Brief ▸ In the records below, find the line containing "Decode this image", then extract that line and all subsequent lines exactly, leaving out everything else.

* Begin *

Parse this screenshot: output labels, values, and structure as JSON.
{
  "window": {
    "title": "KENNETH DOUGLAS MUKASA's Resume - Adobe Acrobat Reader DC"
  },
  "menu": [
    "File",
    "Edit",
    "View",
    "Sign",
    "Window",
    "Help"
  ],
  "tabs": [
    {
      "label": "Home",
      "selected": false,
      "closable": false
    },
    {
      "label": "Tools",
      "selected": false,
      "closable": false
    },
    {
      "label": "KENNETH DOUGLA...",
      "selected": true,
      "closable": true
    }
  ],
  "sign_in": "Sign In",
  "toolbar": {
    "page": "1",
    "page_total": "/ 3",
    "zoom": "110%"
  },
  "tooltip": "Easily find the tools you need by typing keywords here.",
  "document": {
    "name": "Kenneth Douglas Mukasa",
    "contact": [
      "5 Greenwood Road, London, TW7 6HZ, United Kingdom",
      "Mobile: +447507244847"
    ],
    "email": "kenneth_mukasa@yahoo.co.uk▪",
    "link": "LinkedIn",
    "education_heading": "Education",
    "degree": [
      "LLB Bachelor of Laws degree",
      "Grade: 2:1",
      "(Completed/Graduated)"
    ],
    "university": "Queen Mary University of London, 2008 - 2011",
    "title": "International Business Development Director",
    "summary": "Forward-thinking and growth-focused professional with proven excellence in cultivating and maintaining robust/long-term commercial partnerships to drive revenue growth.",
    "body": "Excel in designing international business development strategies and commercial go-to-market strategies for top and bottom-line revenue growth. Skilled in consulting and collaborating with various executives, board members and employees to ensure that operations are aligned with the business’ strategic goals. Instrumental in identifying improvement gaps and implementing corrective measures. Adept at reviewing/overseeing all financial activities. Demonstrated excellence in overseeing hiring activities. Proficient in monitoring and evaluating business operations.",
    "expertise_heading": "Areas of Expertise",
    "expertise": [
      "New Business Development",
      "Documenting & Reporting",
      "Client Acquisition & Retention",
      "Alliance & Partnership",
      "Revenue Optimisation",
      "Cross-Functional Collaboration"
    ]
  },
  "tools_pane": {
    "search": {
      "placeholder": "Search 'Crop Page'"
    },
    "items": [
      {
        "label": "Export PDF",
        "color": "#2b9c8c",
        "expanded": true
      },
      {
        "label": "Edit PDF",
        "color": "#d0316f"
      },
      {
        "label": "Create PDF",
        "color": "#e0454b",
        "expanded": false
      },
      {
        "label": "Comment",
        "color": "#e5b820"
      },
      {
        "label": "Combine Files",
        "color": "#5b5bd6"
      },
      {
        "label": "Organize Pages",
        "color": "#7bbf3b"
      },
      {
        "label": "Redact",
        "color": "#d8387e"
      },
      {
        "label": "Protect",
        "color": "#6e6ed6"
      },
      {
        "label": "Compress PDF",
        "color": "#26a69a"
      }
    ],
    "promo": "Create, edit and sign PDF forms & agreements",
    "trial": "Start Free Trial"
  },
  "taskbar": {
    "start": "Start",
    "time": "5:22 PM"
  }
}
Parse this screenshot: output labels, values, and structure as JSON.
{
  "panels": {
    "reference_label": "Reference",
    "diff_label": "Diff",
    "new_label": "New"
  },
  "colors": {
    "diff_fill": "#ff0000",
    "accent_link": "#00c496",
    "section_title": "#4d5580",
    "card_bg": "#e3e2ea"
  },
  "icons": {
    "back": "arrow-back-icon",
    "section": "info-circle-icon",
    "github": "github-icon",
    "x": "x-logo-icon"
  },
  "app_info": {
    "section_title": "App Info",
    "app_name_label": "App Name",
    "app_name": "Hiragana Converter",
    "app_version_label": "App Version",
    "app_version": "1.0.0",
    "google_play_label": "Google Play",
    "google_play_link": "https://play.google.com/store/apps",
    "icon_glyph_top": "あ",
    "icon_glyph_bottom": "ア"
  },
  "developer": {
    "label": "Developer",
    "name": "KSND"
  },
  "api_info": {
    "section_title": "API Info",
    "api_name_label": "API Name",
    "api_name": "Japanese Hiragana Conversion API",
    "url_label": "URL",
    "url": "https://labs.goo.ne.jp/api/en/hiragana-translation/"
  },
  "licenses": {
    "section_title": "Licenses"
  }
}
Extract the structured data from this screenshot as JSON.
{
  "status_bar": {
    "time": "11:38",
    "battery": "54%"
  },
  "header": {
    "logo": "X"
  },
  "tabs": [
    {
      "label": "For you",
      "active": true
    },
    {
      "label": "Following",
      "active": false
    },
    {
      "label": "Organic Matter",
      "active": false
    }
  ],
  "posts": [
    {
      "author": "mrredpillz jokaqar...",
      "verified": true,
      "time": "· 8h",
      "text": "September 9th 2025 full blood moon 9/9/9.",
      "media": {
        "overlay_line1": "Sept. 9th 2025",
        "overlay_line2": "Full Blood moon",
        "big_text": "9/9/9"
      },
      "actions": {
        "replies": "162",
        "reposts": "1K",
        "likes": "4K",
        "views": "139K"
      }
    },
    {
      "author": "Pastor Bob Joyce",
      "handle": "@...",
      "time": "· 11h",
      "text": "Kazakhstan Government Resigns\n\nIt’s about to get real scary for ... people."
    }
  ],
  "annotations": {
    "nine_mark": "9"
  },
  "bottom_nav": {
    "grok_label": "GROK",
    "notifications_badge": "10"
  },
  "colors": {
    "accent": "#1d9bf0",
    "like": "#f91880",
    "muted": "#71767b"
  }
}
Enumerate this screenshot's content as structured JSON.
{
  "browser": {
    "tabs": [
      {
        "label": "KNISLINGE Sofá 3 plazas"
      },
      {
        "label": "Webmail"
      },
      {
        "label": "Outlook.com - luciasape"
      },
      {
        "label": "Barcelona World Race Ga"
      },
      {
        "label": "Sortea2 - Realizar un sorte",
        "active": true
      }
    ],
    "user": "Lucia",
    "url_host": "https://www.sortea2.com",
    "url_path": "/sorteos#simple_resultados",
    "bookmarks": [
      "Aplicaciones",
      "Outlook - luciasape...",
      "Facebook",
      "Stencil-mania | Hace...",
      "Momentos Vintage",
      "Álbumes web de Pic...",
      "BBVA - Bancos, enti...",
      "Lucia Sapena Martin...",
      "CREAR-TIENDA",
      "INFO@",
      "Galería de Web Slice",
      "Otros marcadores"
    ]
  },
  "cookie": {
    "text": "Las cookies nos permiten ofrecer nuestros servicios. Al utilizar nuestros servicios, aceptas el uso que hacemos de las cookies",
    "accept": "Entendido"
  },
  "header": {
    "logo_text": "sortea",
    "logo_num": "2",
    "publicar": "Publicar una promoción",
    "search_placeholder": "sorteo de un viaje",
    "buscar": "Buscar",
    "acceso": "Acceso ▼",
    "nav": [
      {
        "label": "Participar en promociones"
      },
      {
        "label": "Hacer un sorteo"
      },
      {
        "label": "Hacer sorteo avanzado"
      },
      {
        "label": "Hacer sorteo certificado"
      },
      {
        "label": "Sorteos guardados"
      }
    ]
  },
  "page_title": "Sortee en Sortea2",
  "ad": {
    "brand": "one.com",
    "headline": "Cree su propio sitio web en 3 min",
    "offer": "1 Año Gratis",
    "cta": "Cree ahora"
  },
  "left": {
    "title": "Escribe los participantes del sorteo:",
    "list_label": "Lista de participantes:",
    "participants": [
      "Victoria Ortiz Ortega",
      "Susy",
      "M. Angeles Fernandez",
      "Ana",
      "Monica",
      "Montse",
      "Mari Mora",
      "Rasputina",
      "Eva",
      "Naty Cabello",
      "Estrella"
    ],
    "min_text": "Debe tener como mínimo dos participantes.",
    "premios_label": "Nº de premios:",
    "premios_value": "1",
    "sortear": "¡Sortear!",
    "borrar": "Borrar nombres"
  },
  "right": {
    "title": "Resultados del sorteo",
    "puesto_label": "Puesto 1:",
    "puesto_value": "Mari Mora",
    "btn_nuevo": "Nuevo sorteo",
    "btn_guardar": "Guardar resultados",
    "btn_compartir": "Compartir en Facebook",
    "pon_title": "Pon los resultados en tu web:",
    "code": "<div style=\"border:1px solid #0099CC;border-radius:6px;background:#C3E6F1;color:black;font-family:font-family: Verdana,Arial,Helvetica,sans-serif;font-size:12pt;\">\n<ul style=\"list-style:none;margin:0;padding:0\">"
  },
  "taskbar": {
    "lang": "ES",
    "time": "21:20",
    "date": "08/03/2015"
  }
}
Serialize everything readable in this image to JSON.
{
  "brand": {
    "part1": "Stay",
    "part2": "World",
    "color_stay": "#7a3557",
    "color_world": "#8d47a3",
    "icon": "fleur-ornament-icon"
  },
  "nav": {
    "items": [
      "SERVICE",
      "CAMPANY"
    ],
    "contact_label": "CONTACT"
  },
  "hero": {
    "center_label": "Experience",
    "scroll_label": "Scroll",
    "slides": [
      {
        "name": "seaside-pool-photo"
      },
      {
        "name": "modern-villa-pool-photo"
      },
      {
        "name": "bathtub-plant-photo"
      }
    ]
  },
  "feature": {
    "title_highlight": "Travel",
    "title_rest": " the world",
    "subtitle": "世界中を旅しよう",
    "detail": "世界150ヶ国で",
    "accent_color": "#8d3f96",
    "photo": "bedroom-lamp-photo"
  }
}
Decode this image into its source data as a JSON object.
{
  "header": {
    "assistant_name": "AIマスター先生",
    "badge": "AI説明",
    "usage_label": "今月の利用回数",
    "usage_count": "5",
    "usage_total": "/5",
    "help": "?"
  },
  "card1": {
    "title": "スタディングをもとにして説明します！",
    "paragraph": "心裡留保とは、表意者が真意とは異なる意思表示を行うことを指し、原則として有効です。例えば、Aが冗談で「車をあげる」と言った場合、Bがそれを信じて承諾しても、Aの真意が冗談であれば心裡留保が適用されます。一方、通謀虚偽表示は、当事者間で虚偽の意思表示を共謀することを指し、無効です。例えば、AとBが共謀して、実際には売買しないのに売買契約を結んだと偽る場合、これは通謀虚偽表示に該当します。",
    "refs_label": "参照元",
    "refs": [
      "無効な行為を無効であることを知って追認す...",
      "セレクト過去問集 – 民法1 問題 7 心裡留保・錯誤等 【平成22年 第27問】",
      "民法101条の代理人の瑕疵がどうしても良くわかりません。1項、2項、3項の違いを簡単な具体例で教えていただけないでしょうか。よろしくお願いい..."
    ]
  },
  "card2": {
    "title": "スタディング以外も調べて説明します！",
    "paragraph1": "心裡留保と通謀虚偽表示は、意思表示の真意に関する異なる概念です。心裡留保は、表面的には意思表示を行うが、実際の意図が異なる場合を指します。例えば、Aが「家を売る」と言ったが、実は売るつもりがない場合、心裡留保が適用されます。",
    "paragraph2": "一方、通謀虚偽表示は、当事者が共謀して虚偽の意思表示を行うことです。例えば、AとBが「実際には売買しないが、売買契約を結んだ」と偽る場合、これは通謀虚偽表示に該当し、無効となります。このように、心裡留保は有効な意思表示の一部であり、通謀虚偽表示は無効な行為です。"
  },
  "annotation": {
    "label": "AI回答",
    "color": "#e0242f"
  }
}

* End *

Response to the exercise ▸
Decode this image into its source data as a JSON object.
{
  "header": {
    "assistant_name": "AIマスター先生",
    "badge": "AI説明",
    "usage_label": "今月の利用回数",
    "usage_count": "5",
    "usage_total": "/5",
    "help": "?"
  },
  "card1": {
    "title": "スタディングをもとにして説明します！",
    "paragraph": "心裡留保とは、表意者が真意とは異なる意思表示を行うことを指し、原則として有効です。例えば、Aが冗談で「車をあげる」と言った場合、Bがそれを信じて承諾しても、Aの真意が冗談であれば心裡留保が適用されます。一方、通謀虚偽表示は、当事者間で虚偽の意思表示を共謀することを指し、無効です。例えば、AとBが共謀して、実際には売買しないのに売買契約を結んだと偽る場合、これは通謀虚偽表示に該当します。",
    "refs_label": "参照元",
    "refs": [
      "無効な行為を無効であることを知って追認す...",
      "セレクト過去問集 – 民法1 問題 7 心裡留保・錯誤等 【平成22年 第27問】",
      "民法101条の代理人の瑕疵がどうしても良くわかりません。1項、2項、3項の違いを簡単な具体例で教えていただけないでしょうか。よろしくお願いい..."
    ]
  },
  "card2": {
    "title": "スタディング以外も調べて説明します！",
    "paragraph1": "心裡留保と通謀虚偽表示は、意思表示の真意に関する異なる概念です。心裡留保は、表面的には意思表示を行うが、実際の意図が異なる場合を指します。例えば、Aが「家を売る」と言ったが、実は売るつもりがない場合、心裡留保が適用されます。",
    "paragraph2": "一方、通謀虚偽表示は、当事者が共謀して虚偽の意思表示を行うことです。例えば、AとBが「実際には売買しないが、売買契約を結んだ」と偽る場合、これは通謀虚偽表示に該当し、無効となります。このように、心裡留保は有効な意思表示の一部であり、通謀虚偽表示は無効な行為です。"
  },
  "annotation": {
    "label": "AI回答",
    "color": "#e0242f"
  }
}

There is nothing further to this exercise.